● What is needed
Write out the records that appear below, verbatim and complete, but without pictures.

● Records provided
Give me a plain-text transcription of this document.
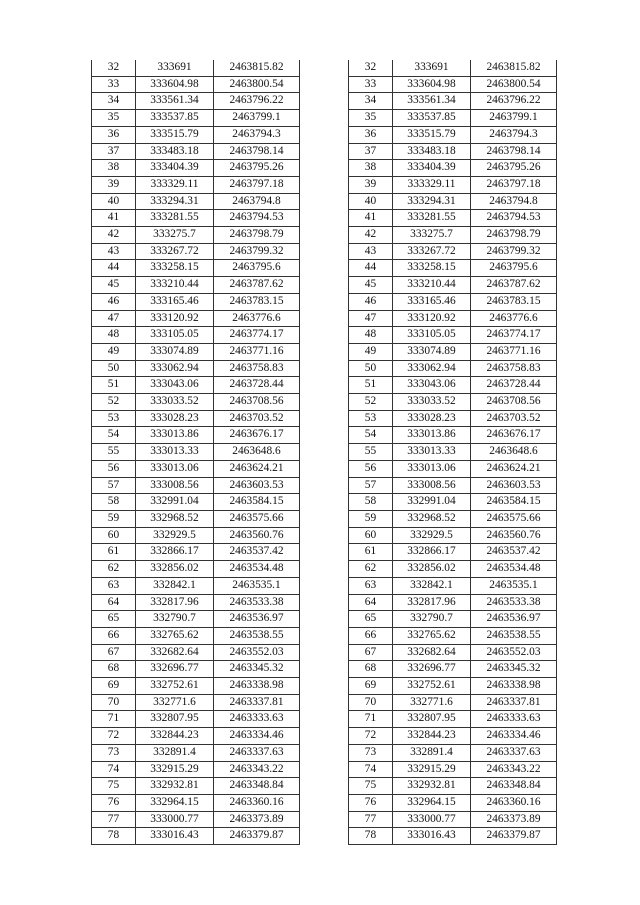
32	333691	2463815.82
33	333604.98	2463800.54
34	333561.34	2463796.22
35	333537.85	2463799.1
36	333515.79	2463794.3
37	333483.18	2463798.14
38	333404.39	2463795.26
39	333329.11	2463797.18
40	333294.31	2463794.8
41	333281.55	2463794.53
42	333275.7	2463798.79
43	333267.72	2463799.32
44	333258.15	2463795.6
45	333210.44	2463787.62
46	333165.46	2463783.15
47	333120.92	2463776.6
48	333105.05	2463774.17
49	333074.89	2463771.16
50	333062.94	2463758.83
51	333043.06	2463728.44
52	333033.52	2463708.56
53	333028.23	2463703.52
54	333013.86	2463676.17
55	333013.33	2463648.6
56	333013.06	2463624.21
57	333008.56	2463603.53
58	332991.04	2463584.15
59	332968.52	2463575.66
60	332929.5	2463560.76
61	332866.17	2463537.42
62	332856.02	2463534.48
63	332842.1	2463535.1
64	332817.96	2463533.38
65	332790.7	2463536.97
66	332765.62	2463538.55
67	332682.64	2463552.03
68	332696.77	2463345.32
69	332752.61	2463338.98
70	332771.6	2463337.81
71	332807.95	2463333.63
72	332844.23	2463334.46
73	332891.4	2463337.63
74	332915.29	2463343.22
75	332932.81	2463348.84
76	332964.15	2463360.16
77	333000.77	2463373.89
78	333016.43	2463379.87
32	333691	2463815.82
33	333604.98	2463800.54
34	333561.34	2463796.22
35	333537.85	2463799.1
36	333515.79	2463794.3
37	333483.18	2463798.14
38	333404.39	2463795.26
39	333329.11	2463797.18
40	333294.31	2463794.8
41	333281.55	2463794.53
42	333275.7	2463798.79
43	333267.72	2463799.32
44	333258.15	2463795.6
45	333210.44	2463787.62
46	333165.46	2463783.15
47	333120.92	2463776.6
48	333105.05	2463774.17
49	333074.89	2463771.16
50	333062.94	2463758.83
51	333043.06	2463728.44
52	333033.52	2463708.56
53	333028.23	2463703.52
54	333013.86	2463676.17
55	333013.33	2463648.6
56	333013.06	2463624.21
57	333008.56	2463603.53
58	332991.04	2463584.15
59	332968.52	2463575.66
60	332929.5	2463560.76
61	332866.17	2463537.42
62	332856.02	2463534.48
63	332842.1	2463535.1
64	332817.96	2463533.38
65	332790.7	2463536.97
66	332765.62	2463538.55
67	332682.64	2463552.03
68	332696.77	2463345.32
69	332752.61	2463338.98
70	332771.6	2463337.81
71	332807.95	2463333.63
72	332844.23	2463334.46
73	332891.4	2463337.63
74	332915.29	2463343.22
75	332932.81	2463348.84
76	332964.15	2463360.16
77	333000.77	2463373.89
78	333016.43	2463379.87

● Solution to the exercise
Give me a plain-text transcription of this document.
32	333691	2463815.82
33	333604.98	2463800.54
34	333561.34	2463796.22
35	333537.85	2463799.1
36	333515.79	2463794.3
37	333483.18	2463798.14
38	333404.39	2463795.26
39	333329.11	2463797.18
40	333294.31	2463794.8
41	333281.55	2463794.53
42	333275.7	2463798.79
43	333267.72	2463799.32
44	333258.15	2463795.6
45	333210.44	2463787.62
46	333165.46	2463783.15
47	333120.92	2463776.6
48	333105.05	2463774.17
49	333074.89	2463771.16
50	333062.94	2463758.83
51	333043.06	2463728.44
52	333033.52	2463708.56
53	333028.23	2463703.52
54	333013.86	2463676.17
55	333013.33	2463648.6
56	333013.06	2463624.21
57	333008.56	2463603.53
58	332991.04	2463584.15
59	332968.52	2463575.66
60	332929.5	2463560.76
61	332866.17	2463537.42
62	332856.02	2463534.48
63	332842.1	2463535.1
64	332817.96	2463533.38
65	332790.7	2463536.97
66	332765.62	2463538.55
67	332682.64	2463552.03
68	332696.77	2463345.32
69	332752.61	2463338.98
70	332771.6	2463337.81
71	332807.95	2463333.63
72	332844.23	2463334.46
73	332891.4	2463337.63
74	332915.29	2463343.22
75	332932.81	2463348.84
76	332964.15	2463360.16
77	333000.77	2463373.89
78	333016.43	2463379.87
32	333691	2463815.82
33	333604.98	2463800.54
34	333561.34	2463796.22
35	333537.85	2463799.1
36	333515.79	2463794.3
37	333483.18	2463798.14
38	333404.39	2463795.26
39	333329.11	2463797.18
40	333294.31	2463794.8
41	333281.55	2463794.53
42	333275.7	2463798.79
43	333267.72	2463799.32
44	333258.15	2463795.6
45	333210.44	2463787.62
46	333165.46	2463783.15
47	333120.92	2463776.6
48	333105.05	2463774.17
49	333074.89	2463771.16
50	333062.94	2463758.83
51	333043.06	2463728.44
52	333033.52	2463708.56
53	333028.23	2463703.52
54	333013.86	2463676.17
55	333013.33	2463648.6
56	333013.06	2463624.21
57	333008.56	2463603.53
58	332991.04	2463584.15
59	332968.52	2463575.66
60	332929.5	2463560.76
61	332866.17	2463537.42
62	332856.02	2463534.48
63	332842.1	2463535.1
64	332817.96	2463533.38
65	332790.7	2463536.97
66	332765.62	2463538.55
67	332682.64	2463552.03
68	332696.77	2463345.32
69	332752.61	2463338.98
70	332771.6	2463337.81
71	332807.95	2463333.63
72	332844.23	2463334.46
73	332891.4	2463337.63
74	332915.29	2463343.22
75	332932.81	2463348.84
76	332964.15	2463360.16
77	333000.77	2463373.89
78	333016.43	2463379.87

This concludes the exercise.